• Exercise objective: Please quote verbatim the part of the rows that opens with the line containing "badge-label-line2: CARTRIDGE bbox=[513, 376, 717, 400]" and closes with the line containing "Decompose this screenshot", including both of those lines and nothing else.

[Source data]
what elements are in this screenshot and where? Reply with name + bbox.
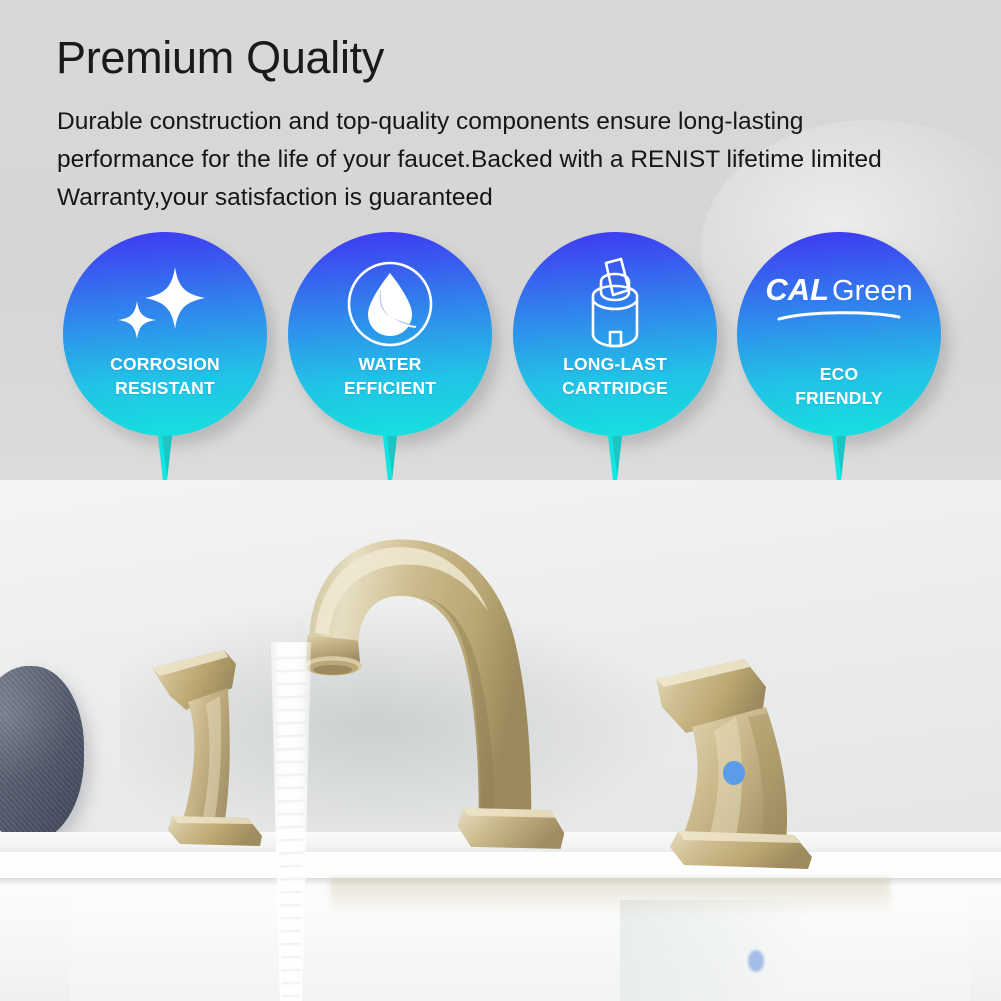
badge-label-line2: CARTRIDGE bbox=[513, 376, 717, 400]
description-text: Durable construction and top-quality com… bbox=[57, 103, 887, 217]
calgreen-logo-icon: CALGreen bbox=[737, 272, 941, 308]
sparkle-stars-icon bbox=[63, 254, 267, 354]
badge-label: WATER EFFICIENT bbox=[288, 352, 492, 400]
product-photo bbox=[0, 480, 1001, 1001]
feature-badge-long-last-cartridge[interactable]: LONG-LAST CARTRIDGE bbox=[513, 232, 725, 487]
cold-indicator-reflection bbox=[748, 950, 764, 972]
faucet-spout bbox=[268, 520, 598, 880]
badge-label-line2: EFFICIENT bbox=[288, 376, 492, 400]
feature-badge-row: CORROSION RESISTANT W bbox=[0, 232, 1001, 492]
feature-badge-water-efficient[interactable]: WATER EFFICIENT bbox=[288, 232, 500, 487]
product-feature-banner: Premium Quality Durable construction and… bbox=[0, 0, 1001, 1001]
feature-badge-corrosion-resistant[interactable]: CORROSION RESISTANT bbox=[63, 232, 275, 487]
faucet-reflection bbox=[330, 878, 890, 916]
top-info-panel: Premium Quality Durable construction and… bbox=[0, 0, 1001, 505]
faucet-handle-left bbox=[150, 640, 280, 870]
badge-label-line1: LONG-LAST bbox=[513, 352, 717, 376]
calgreen-logo-primary: CAL bbox=[765, 272, 829, 307]
badge-label: ECO FRIENDLY bbox=[737, 362, 941, 410]
badge-label: CORROSION RESISTANT bbox=[63, 352, 267, 400]
badge-label: LONG-LAST CARTRIDGE bbox=[513, 352, 717, 400]
badge-label-line1: ECO bbox=[737, 362, 941, 386]
badge-label-line2: RESISTANT bbox=[63, 376, 267, 400]
page-title: Premium Quality bbox=[56, 33, 384, 83]
feature-badge-eco-friendly[interactable]: CALGreen ECO FRIENDLY bbox=[737, 232, 949, 487]
faucet-cartridge-icon bbox=[513, 254, 717, 354]
badge-label-line2: FRIENDLY bbox=[737, 386, 941, 410]
water-drop-icon bbox=[288, 254, 492, 354]
calgreen-logo-secondary: Green bbox=[832, 275, 913, 307]
badge-label-line1: CORROSION bbox=[63, 352, 267, 376]
badge-label-line1: WATER bbox=[288, 352, 492, 376]
calgreen-underline-swoosh bbox=[777, 310, 901, 322]
faucet-handle-right bbox=[640, 645, 830, 880]
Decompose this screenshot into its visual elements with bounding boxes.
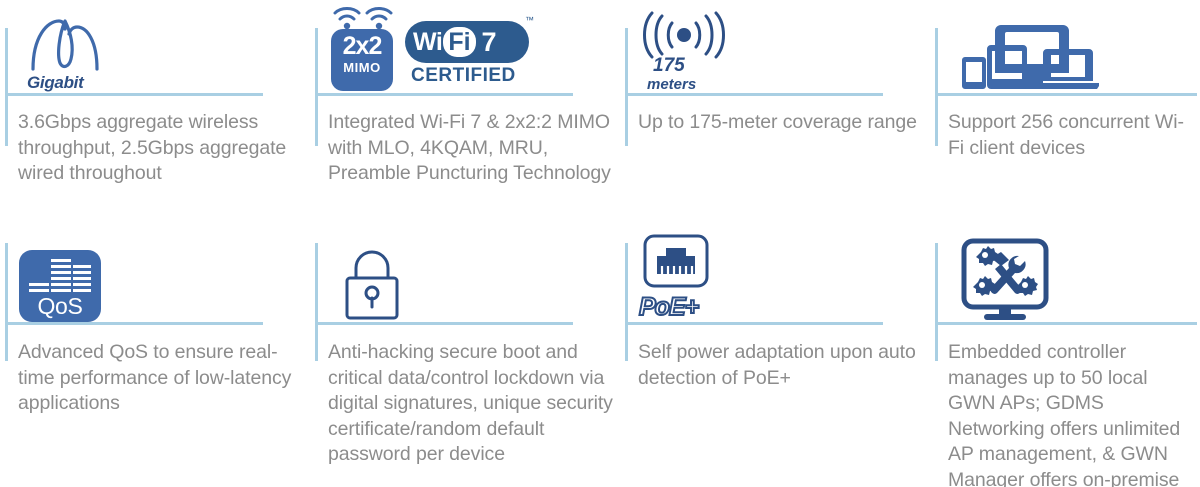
gigabit-icon-label: Gigabit [27,73,83,93]
wifi-certified-badge: Wi Fi 7 ™ CERTIFIED [405,5,535,93]
feature-cell-gigabit: Gigabit 3.6Gbps aggregate wireless throu… [0,0,310,215]
wifi-word-fi: Fi [443,27,475,57]
mimo-badge: 2x2 MIMO [329,5,397,93]
icon-container: 2x2 MIMO Wi Fi 7 ™ CERTIFIED [315,0,620,93]
cell-divider [5,322,263,325]
feature-cell-qos: QoS Advanced QoS to ensure real-time per… [0,215,310,487]
multi-device-icon [959,21,1099,93]
feature-cell-security: Anti-hacking secure boot and critical da… [310,215,620,487]
trademark-symbol: ™ [525,15,534,25]
icon-container: PoE+ [625,215,930,322]
rj45-port-icon [643,234,709,290]
cell-left-rail [625,28,628,146]
cell-left-rail [315,28,318,146]
coverage-distance-unit: meters [647,76,696,93]
feature-description: Support 256 concurrent Wi-Fi client devi… [948,110,1194,161]
cell-divider [625,93,883,96]
cell-left-rail [935,28,938,146]
cell-left-rail [5,28,8,146]
poe-plus-icon: PoE+ [639,234,729,322]
embedded-controller-icon [961,238,1049,322]
coverage-range-icon: 175 meters [639,11,729,93]
wifi-signal-icon [331,5,399,31]
feature-cell-clients: Support 256 concurrent Wi-Fi client devi… [930,0,1200,215]
wifi-generation: 7 [482,27,497,58]
feature-cell-coverage: 175 meters Up to 175-meter coverage rang… [620,0,930,215]
feature-description: Integrated Wi-Fi 7 & 2x2:2 MIMO with MLO… [328,110,614,187]
mimo-badge-body: 2x2 MIMO [331,29,393,91]
feature-description: Up to 175-meter coverage range [638,110,924,136]
mimo-label: MIMO [331,60,393,75]
icon-container [935,215,1200,322]
feature-grid: Gigabit 3.6Gbps aggregate wireless throu… [0,0,1200,487]
padlock-icon [339,246,405,322]
feature-description: Self power adaptation upon auto detectio… [638,340,924,391]
poe-icon-label: PoE+ [639,293,698,322]
icon-container [935,0,1200,93]
cell-divider [935,322,1197,325]
cell-divider [935,93,1197,96]
feature-description: 3.6Gbps aggregate wireless throughput, 2… [18,110,304,187]
certified-label: CERTIFIED [411,65,516,87]
coverage-distance-value: 175 [653,55,685,77]
feature-cell-poe: PoE+ Self power adaptation upon auto det… [620,215,930,487]
icon-container: Gigabit [5,0,310,93]
gigabit-icon: Gigabit [19,15,111,93]
feature-description: Advanced QoS to ensure real-time perform… [18,340,304,417]
cell-left-rail [5,243,8,361]
cell-divider [5,93,263,96]
cell-left-rail [625,243,628,361]
wifi7-certified-icon: 2x2 MIMO Wi Fi 7 ™ CERTIFIED [329,5,535,93]
icon-container [315,215,620,322]
mimo-value: 2x2 [331,32,393,61]
icon-container: QoS [5,215,310,322]
cell-divider [625,322,883,325]
feature-description: Embedded controller manages up to 50 loc… [948,340,1194,487]
qos-icon: QoS [19,250,101,322]
gigabit-glyph [19,15,111,73]
wifi-word-wi: Wi [413,28,442,57]
wifi-pill: Wi Fi 7 [405,21,529,63]
icon-container: 175 meters [625,0,930,93]
feature-description: Anti-hacking secure boot and critical da… [328,340,614,468]
cell-left-rail [935,243,938,361]
feature-cell-controller: Embedded controller manages up to 50 loc… [930,215,1200,487]
cell-divider [315,322,573,325]
feature-cell-wifi7: 2x2 MIMO Wi Fi 7 ™ CERTIFIED [310,0,620,215]
cell-left-rail [315,243,318,361]
cell-divider [315,93,573,96]
qos-icon-label: QoS [19,293,101,320]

• Task result:
badge-label-line2: CARTRIDGE bbox=[513, 376, 717, 400]
description-text: Durable construction and top-quality com… bbox=[57, 103, 887, 217]
calgreen-logo-icon: CALGreen bbox=[737, 272, 941, 308]
sparkle-stars-icon bbox=[63, 254, 267, 354]
badge-label: WATER EFFICIENT bbox=[288, 352, 492, 400]
product-photo bbox=[0, 480, 1001, 1001]
feature-badge-long-last-cartridge[interactable]: LONG-LAST CARTRIDGE bbox=[513, 232, 725, 487]
cold-indicator-reflection bbox=[748, 950, 764, 972]
faucet-spout bbox=[268, 520, 598, 880]
badge-label-line2: EFFICIENT bbox=[288, 376, 492, 400]
feature-badge-row: CORROSION RESISTANT W bbox=[0, 232, 1001, 492]
feature-badge-water-efficient[interactable]: WATER EFFICIENT bbox=[288, 232, 500, 487]
product-feature-banner: Premium Quality Durable construction and… bbox=[0, 0, 1001, 1001]
feature-badge-corrosion-resistant[interactable]: CORROSION RESISTANT bbox=[63, 232, 275, 487]
faucet-reflection bbox=[330, 878, 890, 916]
top-info-panel: Premium Quality Durable construction and… bbox=[0, 0, 1001, 505]
faucet-handle-left bbox=[150, 640, 280, 870]
badge-label-line1: LONG-LAST bbox=[513, 352, 717, 376]
calgreen-logo-primary: CAL bbox=[765, 272, 829, 307]
badge-label: ECO FRIENDLY bbox=[737, 362, 941, 410]
badge-label: CORROSION RESISTANT bbox=[63, 352, 267, 400]
badge-label: LONG-LAST CARTRIDGE bbox=[513, 352, 717, 400]
badge-label-line1: ECO bbox=[737, 362, 941, 386]
badge-label-line2: RESISTANT bbox=[63, 376, 267, 400]
page-title: Premium Quality bbox=[56, 33, 384, 83]
feature-badge-eco-friendly[interactable]: CALGreen ECO FRIENDLY bbox=[737, 232, 949, 487]
faucet-cartridge-icon bbox=[513, 254, 717, 354]
badge-label-line2: FRIENDLY bbox=[737, 386, 941, 410]
water-drop-icon bbox=[288, 254, 492, 354]
calgreen-logo-secondary: Green bbox=[832, 275, 913, 307]
badge-label-line1: CORROSION bbox=[63, 352, 267, 376]
badge-label-line1: WATER bbox=[288, 352, 492, 376]
calgreen-underline-swoosh bbox=[777, 310, 901, 322]
faucet-handle-right bbox=[640, 645, 830, 880]
Decompose this screenshot into its visual elements with bounding boxes.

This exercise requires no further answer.